> _DOCUMENT_
▶
Failure Modes and Effects Analysis, FMEA risk methodology
Jan 15th, 2015
Failure Modes and Effects Analysis, FMEA risk methodology risk matrix
In our day to day practice we frequently see risk assessments methodologies stretched to «fit the clients’ case». In other words, users select improper tools to deliver results. This is a brief summary for the Failure Modes and Effects Analysis (FMEA) risk matrix one of the most common risk assessments methodologies. In the coming weeks we will review several of these methodologies and will end the review with a comparison.
FMEA/PIG risk matrix 4×4: colours may be misleading. A “not likely”/”most unlikely” event with extreme consequences (bottom row, extreme right) shows up IDENTICAL (yellow) to an “expected”/”will occur” event with negligible consequences risk (top row, extreme left).
FMEA was one of the first systematic techniques for preventative failure analysis. It allowed to study problems that might arise from malfunctions of military systems (1950). It involves reviewing as many components, assemblies, and subsystems as possible to identify potential failure modes, and their causes and effects (consequences). FMEA identifies failure modes, not hazards (malfunctions), like HAZOP does. That’s a subtle, but significant philosophical shift. Failure modes and effects analysis constitute today the backbone of Risk Assessment common practices.
◀
> _INSTRUCTION A_
In the text on FMEA risk methodology, what does FMEA identify instead of hazards?
> _INSTRUCTION B_
Please write out the part of the FMEA text starting with "FMEA was one" and going on through "Assessment common practices.".
> _INSTRUCTION C_
Extend the piece on FMEA risk methodology, picking up right after its last sentence.

> _SUPPLIED MATERIAL_
▶
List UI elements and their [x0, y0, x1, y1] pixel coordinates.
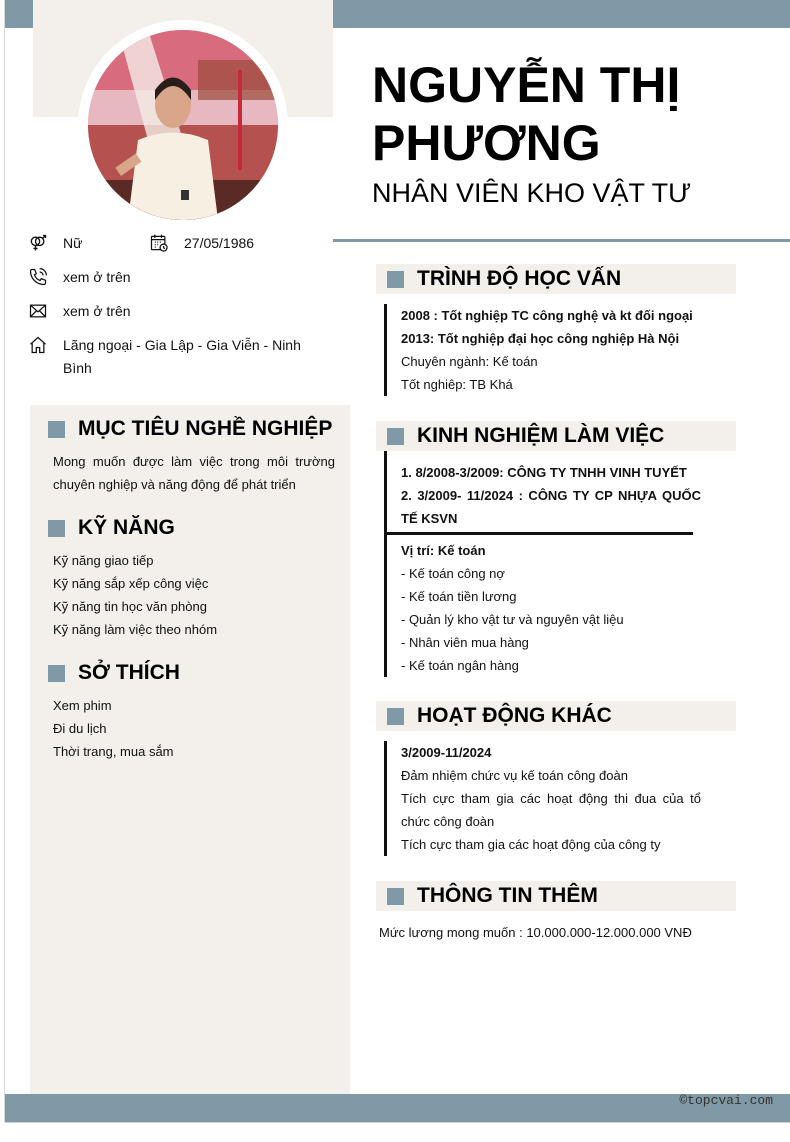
- position-line: Vị trí: Kế toán: [401, 543, 486, 558]
- hobbies-list: [53, 694, 335, 763]
- list-item: Kỹ năng tin học văn phòng: [53, 599, 207, 614]
- phone-row: [27, 266, 131, 289]
- activity-item: Tích cực tham gia các hoạt động thi đua của tổ chức công đoàn: [401, 791, 701, 829]
- duty-item: - Kế toán tiền lương: [401, 589, 517, 604]
- skills-list: [53, 549, 335, 641]
- square-bullet-icon: [48, 520, 65, 537]
- copyright-text: ©topcvai.com: [679, 1093, 773, 1108]
- avatar: [88, 30, 278, 220]
- education-line: 2008 : Tốt nghiệp TC công nghệ và kt đối ngoại: [401, 308, 693, 323]
- education-line: 2013: Tốt nghiệp đại học công nghiệp Hà Nội: [401, 331, 680, 346]
- email-value: xem ở trên: [63, 303, 131, 319]
- address-value: Lãng ngoại - Gia Lập - Gia Viễn - Ninh Bình: [63, 337, 301, 376]
- activity-item: Tích cực tham gia các hoạt động của công ty: [401, 837, 661, 852]
- education-heading: TRÌNH ĐỘ HỌC VẤN: [376, 264, 736, 294]
- list-item: Thời trang, mua sắm: [53, 744, 174, 759]
- birthday-value: 27/05/1986: [184, 235, 255, 251]
- left-sidebar-panel: [30, 405, 350, 1122]
- square-bullet-icon: [48, 421, 65, 438]
- square-bullet-icon: [387, 428, 404, 445]
- activities-body: [384, 741, 714, 856]
- additional-info-text: Mức lương mong muốn : 10.000.000-12.000.000 VNĐ: [379, 925, 692, 940]
- company-line: 2. 3/2009- 11/2024 : CÔNG TY CP NHỰA QUỐC TẾ KSVN: [401, 488, 701, 526]
- activity-item: Đảm nhiệm chức vụ kế toán công đoàn: [401, 768, 628, 783]
- email-row: [27, 300, 131, 323]
- avatar-photo-icon: [88, 30, 278, 220]
- objective-text: Mong muốn được làm việc trong môi trường chuyên nghiệp và năng động để phát triển: [53, 454, 335, 492]
- list-item: Đi du lịch: [53, 721, 107, 736]
- bottom-accent-bar: [5, 1094, 790, 1122]
- gender-row: [27, 232, 82, 255]
- address-row: [27, 334, 317, 380]
- experience-heading: KINH NGHIỆM LÀM VIỆC: [376, 421, 736, 451]
- candidate-name: NGUYỄN THỊ PHƯƠNG: [372, 57, 681, 171]
- square-bullet-icon: [387, 271, 404, 288]
- hobbies-heading: SỞ THÍCH: [48, 661, 180, 685]
- experience-divider: [387, 532, 693, 535]
- square-bullet-icon: [387, 708, 404, 725]
- duty-item: - Kế toán ngân hàng: [401, 658, 519, 673]
- square-bullet-icon: [48, 665, 65, 682]
- job-title: NHÂN VIÊN KHO VẬT TƯ: [372, 178, 692, 208]
- birthday-row: [148, 232, 254, 255]
- activities-heading: HOẠT ĐỘNG KHÁC: [376, 701, 736, 731]
- skills-heading: KỸ NĂNG: [48, 516, 175, 540]
- gender-icon: [27, 232, 49, 254]
- header-divider: [333, 239, 790, 242]
- duty-item: - Nhân viên mua hàng: [401, 635, 529, 650]
- list-item: Kỹ năng sắp xếp công việc: [53, 576, 209, 591]
- square-bullet-icon: [387, 888, 404, 905]
- phone-icon: [27, 266, 49, 288]
- list-item: Xem phim: [53, 698, 112, 713]
- education-line: Chuyên ngành: Kế toán: [401, 354, 538, 369]
- additional-info-heading: THÔNG TIN THÊM: [376, 881, 736, 911]
- phone-value: xem ở trên: [63, 269, 131, 285]
- experience-body: [384, 451, 714, 677]
- gender-value: Nữ: [63, 235, 83, 251]
- calendar-icon: [148, 232, 170, 254]
- activity-period: 3/2009-11/2024: [401, 745, 492, 760]
- education-body: [384, 304, 724, 396]
- email-icon: [27, 300, 49, 322]
- education-line: Tốt nghiêp: TB Khá: [401, 377, 513, 392]
- company-line: 1. 8/2008-3/2009: CÔNG TY TNHH VINH TUYẾT: [401, 465, 687, 480]
- list-item: Kỹ năng làm việc theo nhóm: [53, 622, 218, 637]
- duty-item: - Kế toán công nợ: [401, 566, 505, 581]
- home-icon: [27, 334, 49, 356]
- objective-heading: MỤC TIÊU NGHỀ NGHIỆP: [48, 417, 332, 441]
- duty-item: - Quản lý kho vật tư và nguyên vật liệu: [401, 612, 624, 627]
- list-item: Kỹ năng giao tiếp: [53, 553, 154, 568]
◀
> _TASK RESULT A_
Failure modes.

> _TASK RESULT B_
FMEA was one of the first systematic techniques for preventative failure analysis. It allowed to study problems that might arise from malfunctions of military systems (1950). It involves reviewing as many components, assemblies, and subsystems as possible to identify potential failure modes, and their causes and effects (consequences). FMEA identifies failure modes, not hazards (malfunctions), like HAZOP does. That’s a subtle, but significant philosophical shift. Failure modes and effects analysis constitute today the backbone of Risk Assessment common practices.

> _TASK RESULT C_
How does a FMEA start?
FMEA starts with an event, a failure, due to an hazard. However, but it does not require a detailed identification of all the possible hazards (like HAZOP) . Subsequently it evaluates failures‘ effects, often following simplified methodologies as described below. FMEA does not explicitly require a detailed understanding/modelling of the systems’ functional relationships.
In FMEA a failure probability can only be estimated or reduced by understanding its mechanism. Therefore if the system is not well understood or an inexperienced reviewer starts the exercise, it is very likely that some failure mode will be left-out. Inter-dependencies are generally neglected, unless a specific effort is made to include cascading events (domino effects). FMEA generally give a false sense of precision and simplicity of risk matters to their users.
Common practice FMEA generally do not include detailed consequences’ analyses. The risk is not properly calculated (oftentimes underestimated). It is common for example, when applying FMEA, to see teams selecting the worst among financial, human, or environmental category of consequences and forgetting their possible combinations.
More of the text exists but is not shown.